▶ **STATED EXERCISE**:
Copy every line of the data that contains the string "Candidates".

━━━━━━━━━━━━━━━━

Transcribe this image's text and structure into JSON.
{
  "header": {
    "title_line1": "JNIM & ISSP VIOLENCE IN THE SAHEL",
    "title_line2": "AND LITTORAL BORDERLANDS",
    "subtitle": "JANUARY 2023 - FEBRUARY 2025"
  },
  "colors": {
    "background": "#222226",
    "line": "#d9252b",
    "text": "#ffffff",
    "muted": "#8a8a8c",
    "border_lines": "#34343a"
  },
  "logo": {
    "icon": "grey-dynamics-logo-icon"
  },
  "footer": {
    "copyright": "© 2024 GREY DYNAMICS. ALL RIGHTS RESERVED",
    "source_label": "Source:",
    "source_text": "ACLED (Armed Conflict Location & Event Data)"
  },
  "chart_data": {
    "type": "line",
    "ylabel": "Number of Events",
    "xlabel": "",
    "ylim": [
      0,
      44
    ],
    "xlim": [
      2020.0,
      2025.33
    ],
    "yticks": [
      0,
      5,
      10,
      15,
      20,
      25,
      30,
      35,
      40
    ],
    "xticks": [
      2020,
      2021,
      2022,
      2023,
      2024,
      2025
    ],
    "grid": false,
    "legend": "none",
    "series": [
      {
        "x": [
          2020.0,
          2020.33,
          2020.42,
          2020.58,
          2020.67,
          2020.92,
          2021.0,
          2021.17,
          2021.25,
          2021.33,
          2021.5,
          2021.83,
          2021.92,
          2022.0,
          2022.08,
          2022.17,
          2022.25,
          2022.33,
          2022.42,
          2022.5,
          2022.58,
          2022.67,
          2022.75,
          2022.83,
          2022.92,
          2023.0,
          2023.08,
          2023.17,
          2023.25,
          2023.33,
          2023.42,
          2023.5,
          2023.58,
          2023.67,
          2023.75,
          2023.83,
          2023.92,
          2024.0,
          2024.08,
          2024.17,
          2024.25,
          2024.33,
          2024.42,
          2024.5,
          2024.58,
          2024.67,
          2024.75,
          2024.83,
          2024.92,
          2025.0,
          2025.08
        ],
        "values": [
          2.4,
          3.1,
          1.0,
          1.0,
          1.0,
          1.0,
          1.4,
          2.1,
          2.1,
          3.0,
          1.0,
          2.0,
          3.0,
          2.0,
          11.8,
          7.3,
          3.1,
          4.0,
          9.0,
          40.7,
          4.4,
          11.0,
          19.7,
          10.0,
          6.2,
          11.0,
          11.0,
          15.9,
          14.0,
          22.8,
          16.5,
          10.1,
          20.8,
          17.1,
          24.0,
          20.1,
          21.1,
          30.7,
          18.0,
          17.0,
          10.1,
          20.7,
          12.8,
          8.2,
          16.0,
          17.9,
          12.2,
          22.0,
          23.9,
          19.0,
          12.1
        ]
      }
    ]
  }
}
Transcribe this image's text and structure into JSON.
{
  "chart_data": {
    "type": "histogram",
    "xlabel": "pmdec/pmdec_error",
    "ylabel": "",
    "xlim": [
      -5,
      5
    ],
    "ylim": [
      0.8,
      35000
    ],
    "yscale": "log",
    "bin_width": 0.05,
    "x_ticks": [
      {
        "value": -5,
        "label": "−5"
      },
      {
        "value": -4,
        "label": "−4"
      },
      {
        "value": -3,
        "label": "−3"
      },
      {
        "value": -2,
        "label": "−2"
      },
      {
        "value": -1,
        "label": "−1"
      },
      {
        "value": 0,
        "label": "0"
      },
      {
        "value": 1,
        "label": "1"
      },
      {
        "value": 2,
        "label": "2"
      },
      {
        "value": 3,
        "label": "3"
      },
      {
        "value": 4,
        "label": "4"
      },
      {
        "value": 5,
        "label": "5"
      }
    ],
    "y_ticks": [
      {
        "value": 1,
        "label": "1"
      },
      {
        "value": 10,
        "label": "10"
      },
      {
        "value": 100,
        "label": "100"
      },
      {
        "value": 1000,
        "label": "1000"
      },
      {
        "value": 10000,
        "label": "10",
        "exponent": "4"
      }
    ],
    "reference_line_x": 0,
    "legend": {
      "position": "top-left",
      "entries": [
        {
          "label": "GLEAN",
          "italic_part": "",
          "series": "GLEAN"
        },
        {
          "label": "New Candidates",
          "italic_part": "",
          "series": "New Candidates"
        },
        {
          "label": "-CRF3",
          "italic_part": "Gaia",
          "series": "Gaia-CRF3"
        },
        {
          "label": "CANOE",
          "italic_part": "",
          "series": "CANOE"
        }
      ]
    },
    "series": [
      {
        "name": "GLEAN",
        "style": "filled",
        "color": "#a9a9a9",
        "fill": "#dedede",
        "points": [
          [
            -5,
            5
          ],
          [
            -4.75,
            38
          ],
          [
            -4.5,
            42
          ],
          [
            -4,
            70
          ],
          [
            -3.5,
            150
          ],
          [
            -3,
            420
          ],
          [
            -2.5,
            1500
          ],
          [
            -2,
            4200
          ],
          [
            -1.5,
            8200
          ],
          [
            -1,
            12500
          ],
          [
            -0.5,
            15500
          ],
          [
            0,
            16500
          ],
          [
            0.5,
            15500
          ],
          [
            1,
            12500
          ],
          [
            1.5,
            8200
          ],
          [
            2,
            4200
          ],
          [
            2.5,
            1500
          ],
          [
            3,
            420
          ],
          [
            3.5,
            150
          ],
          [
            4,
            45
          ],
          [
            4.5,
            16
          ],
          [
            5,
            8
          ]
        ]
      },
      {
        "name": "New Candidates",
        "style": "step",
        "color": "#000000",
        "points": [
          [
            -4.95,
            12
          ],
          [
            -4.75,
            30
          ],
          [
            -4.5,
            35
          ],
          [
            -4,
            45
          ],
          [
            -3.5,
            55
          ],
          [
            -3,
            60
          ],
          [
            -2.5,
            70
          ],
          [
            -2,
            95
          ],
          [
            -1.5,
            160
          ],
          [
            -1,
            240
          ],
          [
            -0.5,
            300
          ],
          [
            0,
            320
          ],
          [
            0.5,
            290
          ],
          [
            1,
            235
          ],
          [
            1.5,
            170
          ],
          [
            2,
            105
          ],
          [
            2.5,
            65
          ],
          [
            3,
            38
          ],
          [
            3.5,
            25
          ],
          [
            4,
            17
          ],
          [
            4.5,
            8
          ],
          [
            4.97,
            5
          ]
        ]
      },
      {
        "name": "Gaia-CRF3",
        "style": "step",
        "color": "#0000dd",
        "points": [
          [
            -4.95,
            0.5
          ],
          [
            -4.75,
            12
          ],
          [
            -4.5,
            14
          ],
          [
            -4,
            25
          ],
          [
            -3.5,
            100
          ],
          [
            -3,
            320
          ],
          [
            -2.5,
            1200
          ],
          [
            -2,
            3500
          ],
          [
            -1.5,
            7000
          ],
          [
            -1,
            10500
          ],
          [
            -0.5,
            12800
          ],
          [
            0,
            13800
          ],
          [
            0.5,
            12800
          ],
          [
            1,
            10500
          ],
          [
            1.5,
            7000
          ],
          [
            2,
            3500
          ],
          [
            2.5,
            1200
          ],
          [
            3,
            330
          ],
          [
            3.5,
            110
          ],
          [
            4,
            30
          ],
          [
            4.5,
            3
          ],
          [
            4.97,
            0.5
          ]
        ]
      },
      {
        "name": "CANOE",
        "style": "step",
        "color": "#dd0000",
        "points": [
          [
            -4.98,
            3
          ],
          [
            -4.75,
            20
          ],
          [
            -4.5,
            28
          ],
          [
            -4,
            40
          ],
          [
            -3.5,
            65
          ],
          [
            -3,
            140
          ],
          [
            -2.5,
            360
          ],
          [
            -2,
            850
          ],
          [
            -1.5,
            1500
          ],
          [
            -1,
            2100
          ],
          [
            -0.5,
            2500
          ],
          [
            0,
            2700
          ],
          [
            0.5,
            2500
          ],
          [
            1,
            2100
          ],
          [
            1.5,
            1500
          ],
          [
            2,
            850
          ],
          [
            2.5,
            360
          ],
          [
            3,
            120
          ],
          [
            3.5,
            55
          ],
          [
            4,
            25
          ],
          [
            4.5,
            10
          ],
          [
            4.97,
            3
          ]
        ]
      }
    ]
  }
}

━━━━━━━━━━━━━━━━

▶ **EXERCISE SOLUTION**:
          "label": "New Candidates",
          "series": "New Candidates"
        "name": "New Candidates",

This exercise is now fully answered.